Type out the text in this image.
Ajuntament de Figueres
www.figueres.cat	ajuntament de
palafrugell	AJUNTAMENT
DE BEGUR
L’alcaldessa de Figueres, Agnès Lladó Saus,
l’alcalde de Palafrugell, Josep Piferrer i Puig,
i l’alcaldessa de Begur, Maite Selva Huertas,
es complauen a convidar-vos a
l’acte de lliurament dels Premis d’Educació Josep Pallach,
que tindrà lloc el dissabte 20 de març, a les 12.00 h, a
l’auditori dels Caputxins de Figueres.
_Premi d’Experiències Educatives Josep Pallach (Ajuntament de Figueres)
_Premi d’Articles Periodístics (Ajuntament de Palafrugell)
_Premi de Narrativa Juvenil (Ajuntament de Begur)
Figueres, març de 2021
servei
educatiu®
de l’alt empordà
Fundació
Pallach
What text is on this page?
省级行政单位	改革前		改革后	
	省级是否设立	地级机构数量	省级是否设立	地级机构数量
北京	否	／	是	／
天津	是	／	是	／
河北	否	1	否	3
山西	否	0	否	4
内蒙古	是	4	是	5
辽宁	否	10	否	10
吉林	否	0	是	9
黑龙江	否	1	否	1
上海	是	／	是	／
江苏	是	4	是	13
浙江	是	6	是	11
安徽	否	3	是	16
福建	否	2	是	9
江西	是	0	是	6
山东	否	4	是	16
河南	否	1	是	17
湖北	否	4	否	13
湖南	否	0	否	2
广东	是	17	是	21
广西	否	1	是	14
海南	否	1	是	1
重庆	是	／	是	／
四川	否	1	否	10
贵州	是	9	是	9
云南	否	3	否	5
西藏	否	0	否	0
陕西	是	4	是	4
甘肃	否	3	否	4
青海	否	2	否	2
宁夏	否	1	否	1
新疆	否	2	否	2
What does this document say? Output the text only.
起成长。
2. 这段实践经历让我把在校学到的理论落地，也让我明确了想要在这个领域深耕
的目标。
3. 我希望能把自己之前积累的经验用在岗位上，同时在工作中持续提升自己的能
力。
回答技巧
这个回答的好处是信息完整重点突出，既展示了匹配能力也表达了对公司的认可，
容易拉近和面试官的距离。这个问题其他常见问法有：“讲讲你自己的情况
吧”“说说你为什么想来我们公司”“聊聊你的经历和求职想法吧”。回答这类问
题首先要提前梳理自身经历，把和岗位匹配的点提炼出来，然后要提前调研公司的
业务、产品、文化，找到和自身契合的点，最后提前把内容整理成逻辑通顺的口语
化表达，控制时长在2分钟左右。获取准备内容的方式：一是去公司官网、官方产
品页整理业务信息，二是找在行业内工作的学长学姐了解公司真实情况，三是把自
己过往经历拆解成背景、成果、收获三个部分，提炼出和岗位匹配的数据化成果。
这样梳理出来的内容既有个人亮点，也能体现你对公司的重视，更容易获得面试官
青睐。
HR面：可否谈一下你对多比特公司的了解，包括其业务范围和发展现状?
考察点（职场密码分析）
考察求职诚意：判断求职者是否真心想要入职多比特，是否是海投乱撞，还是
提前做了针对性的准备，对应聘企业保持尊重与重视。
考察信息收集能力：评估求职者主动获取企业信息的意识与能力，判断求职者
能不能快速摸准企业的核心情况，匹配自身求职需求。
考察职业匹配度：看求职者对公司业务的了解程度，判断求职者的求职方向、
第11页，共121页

***

* **What you should do**
Retype nothing except the lines from the line holding "What does this" through the last line of the entries, both included.

* **Expected output**
What does this document say? Output the text only.
起成长。
2. 这段实践经历让我把在校学到的理论落地，也让我明确了想要在这个领域深耕
的目标。
3. 我希望能把自己之前积累的经验用在岗位上，同时在工作中持续提升自己的能
力。
回答技巧
这个回答的好处是信息完整重点突出，既展示了匹配能力也表达了对公司的认可，
容易拉近和面试官的距离。这个问题其他常见问法有：“讲讲你自己的情况
吧”“说说你为什么想来我们公司”“聊聊你的经历和求职想法吧”。回答这类问
题首先要提前梳理自身经历，把和岗位匹配的点提炼出来，然后要提前调研公司的
业务、产品、文化，找到和自身契合的点，最后提前把内容整理成逻辑通顺的口语
化表达，控制时长在2分钟左右。获取准备内容的方式：一是去公司官网、官方产
品页整理业务信息，二是找在行业内工作的学长学姐了解公司真实情况，三是把自
己过往经历拆解成背景、成果、收获三个部分，提炼出和岗位匹配的数据化成果。
这样梳理出来的内容既有个人亮点，也能体现你对公司的重视，更容易获得面试官
青睐。
HR面：可否谈一下你对多比特公司的了解，包括其业务范围和发展现状?
考察点（职场密码分析）
考察求职诚意：判断求职者是否真心想要入职多比特，是否是海投乱撞，还是
提前做了针对性的准备，对应聘企业保持尊重与重视。
考察信息收集能力：评估求职者主动获取企业信息的意识与能力，判断求职者
能不能快速摸准企业的核心情况，匹配自身求职需求。
考察职业匹配度：看求职者对公司业务的了解程度，判断求职者的求职方向、
第11页，共121页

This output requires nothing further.